Task brief | Copy out all the entries word for word.

(A block of data)
┄┄┄┄┄┄┄┄┄┄┄┄┄┄┄┄┄┄┄┄

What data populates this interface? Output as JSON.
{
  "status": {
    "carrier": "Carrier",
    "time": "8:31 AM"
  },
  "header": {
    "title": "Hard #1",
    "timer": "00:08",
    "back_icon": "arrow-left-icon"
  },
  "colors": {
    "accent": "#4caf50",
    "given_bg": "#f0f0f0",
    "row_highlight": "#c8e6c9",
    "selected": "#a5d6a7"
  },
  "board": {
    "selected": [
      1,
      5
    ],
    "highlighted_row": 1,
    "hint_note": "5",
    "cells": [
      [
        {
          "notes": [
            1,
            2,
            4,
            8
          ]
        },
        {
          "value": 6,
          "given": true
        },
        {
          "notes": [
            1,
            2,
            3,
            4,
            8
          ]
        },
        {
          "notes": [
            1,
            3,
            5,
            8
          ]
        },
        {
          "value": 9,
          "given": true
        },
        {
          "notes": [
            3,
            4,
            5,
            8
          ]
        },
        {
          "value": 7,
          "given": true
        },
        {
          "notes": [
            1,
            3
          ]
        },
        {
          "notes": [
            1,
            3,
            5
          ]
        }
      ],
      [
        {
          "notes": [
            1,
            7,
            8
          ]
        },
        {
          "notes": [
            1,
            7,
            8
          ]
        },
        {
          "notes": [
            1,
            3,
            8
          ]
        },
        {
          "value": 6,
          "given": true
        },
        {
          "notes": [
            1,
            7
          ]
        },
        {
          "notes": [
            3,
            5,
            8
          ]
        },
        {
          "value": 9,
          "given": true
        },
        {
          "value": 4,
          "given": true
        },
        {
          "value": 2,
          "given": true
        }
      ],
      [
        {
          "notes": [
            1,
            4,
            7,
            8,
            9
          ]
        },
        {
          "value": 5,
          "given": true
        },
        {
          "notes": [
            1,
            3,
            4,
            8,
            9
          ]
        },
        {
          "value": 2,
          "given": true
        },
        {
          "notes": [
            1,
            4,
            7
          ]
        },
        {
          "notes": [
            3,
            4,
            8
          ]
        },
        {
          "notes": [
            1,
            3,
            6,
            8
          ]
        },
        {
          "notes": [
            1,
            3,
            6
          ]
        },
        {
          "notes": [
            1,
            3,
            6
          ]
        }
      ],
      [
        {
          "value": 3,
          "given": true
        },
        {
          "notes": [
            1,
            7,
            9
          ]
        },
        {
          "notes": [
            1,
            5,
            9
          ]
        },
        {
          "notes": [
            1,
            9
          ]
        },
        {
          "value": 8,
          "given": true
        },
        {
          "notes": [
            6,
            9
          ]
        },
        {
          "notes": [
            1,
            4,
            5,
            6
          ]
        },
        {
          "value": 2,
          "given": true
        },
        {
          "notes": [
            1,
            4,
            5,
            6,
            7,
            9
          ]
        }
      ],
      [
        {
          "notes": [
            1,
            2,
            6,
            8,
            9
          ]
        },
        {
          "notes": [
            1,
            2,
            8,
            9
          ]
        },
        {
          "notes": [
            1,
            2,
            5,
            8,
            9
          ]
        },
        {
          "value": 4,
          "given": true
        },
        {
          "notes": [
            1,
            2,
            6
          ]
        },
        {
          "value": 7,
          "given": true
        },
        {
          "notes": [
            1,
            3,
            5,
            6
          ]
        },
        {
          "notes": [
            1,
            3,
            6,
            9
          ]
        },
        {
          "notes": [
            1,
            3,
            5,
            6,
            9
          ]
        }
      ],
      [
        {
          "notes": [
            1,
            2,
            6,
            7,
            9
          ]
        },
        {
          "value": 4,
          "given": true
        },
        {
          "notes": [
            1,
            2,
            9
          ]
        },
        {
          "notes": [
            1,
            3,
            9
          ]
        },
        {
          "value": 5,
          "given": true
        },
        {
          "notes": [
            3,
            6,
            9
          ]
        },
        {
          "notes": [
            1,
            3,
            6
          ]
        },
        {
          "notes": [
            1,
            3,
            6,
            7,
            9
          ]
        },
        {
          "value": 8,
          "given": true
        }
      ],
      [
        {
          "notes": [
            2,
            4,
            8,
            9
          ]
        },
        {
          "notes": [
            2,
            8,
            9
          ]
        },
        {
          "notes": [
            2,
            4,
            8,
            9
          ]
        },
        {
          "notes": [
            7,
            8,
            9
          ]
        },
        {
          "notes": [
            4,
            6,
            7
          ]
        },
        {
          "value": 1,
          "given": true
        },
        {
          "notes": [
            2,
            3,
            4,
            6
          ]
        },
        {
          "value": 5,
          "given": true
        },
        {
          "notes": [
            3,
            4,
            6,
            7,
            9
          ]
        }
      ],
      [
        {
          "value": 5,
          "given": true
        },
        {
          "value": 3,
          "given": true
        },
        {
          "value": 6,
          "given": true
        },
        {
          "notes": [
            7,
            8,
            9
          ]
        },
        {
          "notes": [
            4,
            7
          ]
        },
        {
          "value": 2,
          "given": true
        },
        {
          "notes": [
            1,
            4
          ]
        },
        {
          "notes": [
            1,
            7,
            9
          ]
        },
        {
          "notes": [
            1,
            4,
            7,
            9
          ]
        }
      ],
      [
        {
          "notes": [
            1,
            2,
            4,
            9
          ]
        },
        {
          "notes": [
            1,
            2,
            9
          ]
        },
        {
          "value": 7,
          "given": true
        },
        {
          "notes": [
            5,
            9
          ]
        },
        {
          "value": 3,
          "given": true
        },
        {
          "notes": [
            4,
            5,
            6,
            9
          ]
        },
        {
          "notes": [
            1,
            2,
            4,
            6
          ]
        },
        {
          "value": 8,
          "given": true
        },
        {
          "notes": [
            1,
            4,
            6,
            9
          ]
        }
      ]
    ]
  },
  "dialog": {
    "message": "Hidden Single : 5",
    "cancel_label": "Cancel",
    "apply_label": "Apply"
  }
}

┄┄┄┄┄┄┄┄┄┄┄┄┄┄┄┄┄┄┄┄

Answer for the task |
What data populates this interface? Output as JSON.
{
  "status": {
    "carrier": "Carrier",
    "time": "8:31 AM"
  },
  "header": {
    "title": "Hard #1",
    "timer": "00:08",
    "back_icon": "arrow-left-icon"
  },
  "colors": {
    "accent": "#4caf50",
    "given_bg": "#f0f0f0",
    "row_highlight": "#c8e6c9",
    "selected": "#a5d6a7"
  },
  "board": {
    "selected": [
      1,
      5
    ],
    "highlighted_row": 1,
    "hint_note": "5",
    "cells": [
      [
        {
          "notes": [
            1,
            2,
            4,
            8
          ]
        },
        {
          "value": 6,
          "given": true
        },
        {
          "notes": [
            1,
            2,
            3,
            4,
            8
          ]
        },
        {
          "notes": [
            1,
            3,
            5,
            8
          ]
        },
        {
          "value": 9,
          "given": true
        },
        {
          "notes": [
            3,
            4,
            5,
            8
          ]
        },
        {
          "value": 7,
          "given": true
        },
        {
          "notes": [
            1,
            3
          ]
        },
        {
          "notes": [
            1,
            3,
            5
          ]
        }
      ],
      [
        {
          "notes": [
            1,
            7,
            8
          ]
        },
        {
          "notes": [
            1,
            7,
            8
          ]
        },
        {
          "notes": [
            1,
            3,
            8
          ]
        },
        {
          "value": 6,
          "given": true
        },
        {
          "notes": [
            1,
            7
          ]
        },
        {
          "notes": [
            3,
            5,
            8
          ]
        },
        {
          "value": 9,
          "given": true
        },
        {
          "value": 4,
          "given": true
        },
        {
          "value": 2,
          "given": true
        }
      ],
      [
        {
          "notes": [
            1,
            4,
            7,
            8,
            9
          ]
        },
        {
          "value": 5,
          "given": true
        },
        {
          "notes": [
            1,
            3,
            4,
            8,
            9
          ]
        },
        {
          "value": 2,
          "given": true
        },
        {
          "notes": [
            1,
            4,
            7
          ]
        },
        {
          "notes": [
            3,
            4,
            8
          ]
        },
        {
          "notes": [
            1,
            3,
            6,
            8
          ]
        },
        {
          "notes": [
            1,
            3,
            6
          ]
        },
        {
          "notes": [
            1,
            3,
            6
          ]
        }
      ],
      [
        {
          "value": 3,
          "given": true
        },
        {
          "notes": [
            1,
            7,
            9
          ]
        },
        {
          "notes": [
            1,
            5,
            9
          ]
        },
        {
          "notes": [
            1,
            9
          ]
        },
        {
          "value": 8,
          "given": true
        },
        {
          "notes": [
            6,
            9
          ]
        },
        {
          "notes": [
            1,
            4,
            5,
            6
          ]
        },
        {
          "value": 2,
          "given": true
        },
        {
          "notes": [
            1,
            4,
            5,
            6,
            7,
            9
          ]
        }
      ],
      [
        {
          "notes": [
            1,
            2,
            6,
            8,
            9
          ]
        },
        {
          "notes": [
            1,
            2,
            8,
            9
          ]
        },
        {
          "notes": [
            1,
            2,
            5,
            8,
            9
          ]
        },
        {
          "value": 4,
          "given": true
        },
        {
          "notes": [
            1,
            2,
            6
          ]
        },
        {
          "value": 7,
          "given": true
        },
        {
          "notes": [
            1,
            3,
            5,
            6
          ]
        },
        {
          "notes": [
            1,
            3,
            6,
            9
          ]
        },
        {
          "notes": [
            1,
            3,
            5,
            6,
            9
          ]
        }
      ],
      [
        {
          "notes": [
            1,
            2,
            6,
            7,
            9
          ]
        },
        {
          "value": 4,
          "given": true
        },
        {
          "notes": [
            1,
            2,
            9
          ]
        },
        {
          "notes": [
            1,
            3,
            9
          ]
        },
        {
          "value": 5,
          "given": true
        },
        {
          "notes": [
            3,
            6,
            9
          ]
        },
        {
          "notes": [
            1,
            3,
            6
          ]
        },
        {
          "notes": [
            1,
            3,
            6,
            7,
            9
          ]
        },
        {
          "value": 8,
          "given": true
        }
      ],
      [
        {
          "notes": [
            2,
            4,
            8,
            9
          ]
        },
        {
          "notes": [
            2,
            8,
            9
          ]
        },
        {
          "notes": [
            2,
            4,
            8,
            9
          ]
        },
        {
          "notes": [
            7,
            8,
            9
          ]
        },
        {
          "notes": [
            4,
            6,
            7
          ]
        },
        {
          "value": 1,
          "given": true
        },
        {
          "notes": [
            2,
            3,
            4,
            6
          ]
        },
        {
          "value": 5,
          "given": true
        },
        {
          "notes": [
            3,
            4,
            6,
            7,
            9
          ]
        }
      ],
      [
        {
          "value": 5,
          "given": true
        },
        {
          "value": 3,
          "given": true
        },
        {
          "value": 6,
          "given": true
        },
        {
          "notes": [
            7,
            8,
            9
          ]
        },
        {
          "notes": [
            4,
            7
          ]
        },
        {
          "value": 2,
          "given": true
        },
        {
          "notes": [
            1,
            4
          ]
        },
        {
          "notes": [
            1,
            7,
            9
          ]
        },
        {
          "notes": [
            1,
            4,
            7,
            9
          ]
        }
      ],
      [
        {
          "notes": [
            1,
            2,
            4,
            9
          ]
        },
        {
          "notes": [
            1,
            2,
            9
          ]
        },
        {
          "value": 7,
          "given": true
        },
        {
          "notes": [
            5,
            9
          ]
        },
        {
          "value": 3,
          "given": true
        },
        {
          "notes": [
            4,
            5,
            6,
            9
          ]
        },
        {
          "notes": [
            1,
            2,
            4,
            6
          ]
        },
        {
          "value": 8,
          "given": true
        },
        {
          "notes": [
            1,
            4,
            6,
            9
          ]
        }
      ]
    ]
  },
  "dialog": {
    "message": "Hidden Single : 5",
    "cancel_label": "Cancel",
    "apply_label": "Apply"
  }
}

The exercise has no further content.